Exercise aim: Restate the records below word for word.

Material provided:

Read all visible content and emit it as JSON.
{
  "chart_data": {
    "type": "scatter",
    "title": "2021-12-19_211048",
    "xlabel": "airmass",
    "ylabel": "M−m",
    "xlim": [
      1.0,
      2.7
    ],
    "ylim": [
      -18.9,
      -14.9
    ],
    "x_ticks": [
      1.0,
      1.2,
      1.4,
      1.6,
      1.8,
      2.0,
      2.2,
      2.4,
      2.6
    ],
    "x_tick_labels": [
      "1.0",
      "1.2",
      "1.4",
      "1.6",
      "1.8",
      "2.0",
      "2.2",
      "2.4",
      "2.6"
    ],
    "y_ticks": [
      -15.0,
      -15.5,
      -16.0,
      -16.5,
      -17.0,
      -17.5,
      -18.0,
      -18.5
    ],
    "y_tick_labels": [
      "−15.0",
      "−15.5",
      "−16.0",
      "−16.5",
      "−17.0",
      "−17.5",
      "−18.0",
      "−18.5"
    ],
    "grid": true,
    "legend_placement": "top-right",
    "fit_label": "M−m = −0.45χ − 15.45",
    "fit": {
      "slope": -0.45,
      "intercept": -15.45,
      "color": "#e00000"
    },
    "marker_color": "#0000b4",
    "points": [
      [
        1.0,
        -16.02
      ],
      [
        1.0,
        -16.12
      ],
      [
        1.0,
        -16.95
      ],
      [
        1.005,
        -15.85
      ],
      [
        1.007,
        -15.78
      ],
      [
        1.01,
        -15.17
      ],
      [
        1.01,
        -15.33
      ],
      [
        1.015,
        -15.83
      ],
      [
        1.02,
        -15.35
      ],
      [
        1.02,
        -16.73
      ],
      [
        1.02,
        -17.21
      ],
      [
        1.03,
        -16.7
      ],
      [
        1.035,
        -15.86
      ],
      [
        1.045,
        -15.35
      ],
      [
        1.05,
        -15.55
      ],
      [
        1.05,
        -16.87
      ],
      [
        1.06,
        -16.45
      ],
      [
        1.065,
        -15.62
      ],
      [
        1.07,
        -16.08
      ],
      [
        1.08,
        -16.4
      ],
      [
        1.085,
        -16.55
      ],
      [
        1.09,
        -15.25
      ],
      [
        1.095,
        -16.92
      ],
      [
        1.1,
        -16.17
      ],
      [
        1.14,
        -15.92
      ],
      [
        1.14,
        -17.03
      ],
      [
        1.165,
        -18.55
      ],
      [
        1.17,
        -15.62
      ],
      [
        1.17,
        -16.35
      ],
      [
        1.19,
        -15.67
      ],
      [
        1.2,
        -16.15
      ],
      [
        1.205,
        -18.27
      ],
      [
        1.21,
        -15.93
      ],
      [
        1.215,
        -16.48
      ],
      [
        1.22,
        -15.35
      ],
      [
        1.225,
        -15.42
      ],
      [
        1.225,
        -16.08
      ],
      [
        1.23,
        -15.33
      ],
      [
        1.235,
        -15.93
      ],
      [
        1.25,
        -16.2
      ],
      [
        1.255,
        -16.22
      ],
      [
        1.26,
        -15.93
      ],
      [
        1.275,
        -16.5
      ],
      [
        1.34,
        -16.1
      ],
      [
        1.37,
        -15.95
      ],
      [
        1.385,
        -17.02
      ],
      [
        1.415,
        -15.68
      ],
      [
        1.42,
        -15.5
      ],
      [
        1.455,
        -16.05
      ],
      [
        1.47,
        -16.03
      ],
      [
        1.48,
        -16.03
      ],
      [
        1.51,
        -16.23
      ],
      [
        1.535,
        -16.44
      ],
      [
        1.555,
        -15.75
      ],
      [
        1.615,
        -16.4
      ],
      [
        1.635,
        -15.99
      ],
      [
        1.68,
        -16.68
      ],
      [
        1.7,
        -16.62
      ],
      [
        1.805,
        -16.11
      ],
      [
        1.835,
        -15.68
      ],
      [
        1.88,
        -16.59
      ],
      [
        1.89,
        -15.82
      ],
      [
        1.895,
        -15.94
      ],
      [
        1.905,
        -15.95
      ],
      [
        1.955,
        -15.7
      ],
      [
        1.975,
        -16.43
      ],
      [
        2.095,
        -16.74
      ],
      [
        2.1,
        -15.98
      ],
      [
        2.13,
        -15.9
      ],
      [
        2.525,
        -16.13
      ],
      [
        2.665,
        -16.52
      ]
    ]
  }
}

Answer to this exercise:
Read all visible content and emit it as JSON.
{
  "chart_data": {
    "type": "scatter",
    "title": "2021-12-19_211048",
    "xlabel": "airmass",
    "ylabel": "M−m",
    "xlim": [
      1.0,
      2.7
    ],
    "ylim": [
      -18.9,
      -14.9
    ],
    "x_ticks": [
      1.0,
      1.2,
      1.4,
      1.6,
      1.8,
      2.0,
      2.2,
      2.4,
      2.6
    ],
    "x_tick_labels": [
      "1.0",
      "1.2",
      "1.4",
      "1.6",
      "1.8",
      "2.0",
      "2.2",
      "2.4",
      "2.6"
    ],
    "y_ticks": [
      -15.0,
      -15.5,
      -16.0,
      -16.5,
      -17.0,
      -17.5,
      -18.0,
      -18.5
    ],
    "y_tick_labels": [
      "−15.0",
      "−15.5",
      "−16.0",
      "−16.5",
      "−17.0",
      "−17.5",
      "−18.0",
      "−18.5"
    ],
    "grid": true,
    "legend_placement": "top-right",
    "fit_label": "M−m = −0.45χ − 15.45",
    "fit": {
      "slope": -0.45,
      "intercept": -15.45,
      "color": "#e00000"
    },
    "marker_color": "#0000b4",
    "points": [
      [
        1.0,
        -16.02
      ],
      [
        1.0,
        -16.12
      ],
      [
        1.0,
        -16.95
      ],
      [
        1.005,
        -15.85
      ],
      [
        1.007,
        -15.78
      ],
      [
        1.01,
        -15.17
      ],
      [
        1.01,
        -15.33
      ],
      [
        1.015,
        -15.83
      ],
      [
        1.02,
        -15.35
      ],
      [
        1.02,
        -16.73
      ],
      [
        1.02,
        -17.21
      ],
      [
        1.03,
        -16.7
      ],
      [
        1.035,
        -15.86
      ],
      [
        1.045,
        -15.35
      ],
      [
        1.05,
        -15.55
      ],
      [
        1.05,
        -16.87
      ],
      [
        1.06,
        -16.45
      ],
      [
        1.065,
        -15.62
      ],
      [
        1.07,
        -16.08
      ],
      [
        1.08,
        -16.4
      ],
      [
        1.085,
        -16.55
      ],
      [
        1.09,
        -15.25
      ],
      [
        1.095,
        -16.92
      ],
      [
        1.1,
        -16.17
      ],
      [
        1.14,
        -15.92
      ],
      [
        1.14,
        -17.03
      ],
      [
        1.165,
        -18.55
      ],
      [
        1.17,
        -15.62
      ],
      [
        1.17,
        -16.35
      ],
      [
        1.19,
        -15.67
      ],
      [
        1.2,
        -16.15
      ],
      [
        1.205,
        -18.27
      ],
      [
        1.21,
        -15.93
      ],
      [
        1.215,
        -16.48
      ],
      [
        1.22,
        -15.35
      ],
      [
        1.225,
        -15.42
      ],
      [
        1.225,
        -16.08
      ],
      [
        1.23,
        -15.33
      ],
      [
        1.235,
        -15.93
      ],
      [
        1.25,
        -16.2
      ],
      [
        1.255,
        -16.22
      ],
      [
        1.26,
        -15.93
      ],
      [
        1.275,
        -16.5
      ],
      [
        1.34,
        -16.1
      ],
      [
        1.37,
        -15.95
      ],
      [
        1.385,
        -17.02
      ],
      [
        1.415,
        -15.68
      ],
      [
        1.42,
        -15.5
      ],
      [
        1.455,
        -16.05
      ],
      [
        1.47,
        -16.03
      ],
      [
        1.48,
        -16.03
      ],
      [
        1.51,
        -16.23
      ],
      [
        1.535,
        -16.44
      ],
      [
        1.555,
        -15.75
      ],
      [
        1.615,
        -16.4
      ],
      [
        1.635,
        -15.99
      ],
      [
        1.68,
        -16.68
      ],
      [
        1.7,
        -16.62
      ],
      [
        1.805,
        -16.11
      ],
      [
        1.835,
        -15.68
      ],
      [
        1.88,
        -16.59
      ],
      [
        1.89,
        -15.82
      ],
      [
        1.895,
        -15.94
      ],
      [
        1.905,
        -15.95
      ],
      [
        1.955,
        -15.7
      ],
      [
        1.975,
        -16.43
      ],
      [
        2.095,
        -16.74
      ],
      [
        2.1,
        -15.98
      ],
      [
        2.13,
        -15.9
      ],
      [
        2.525,
        -16.13
      ],
      [
        2.665,
        -16.52
      ]
    ]
  }
}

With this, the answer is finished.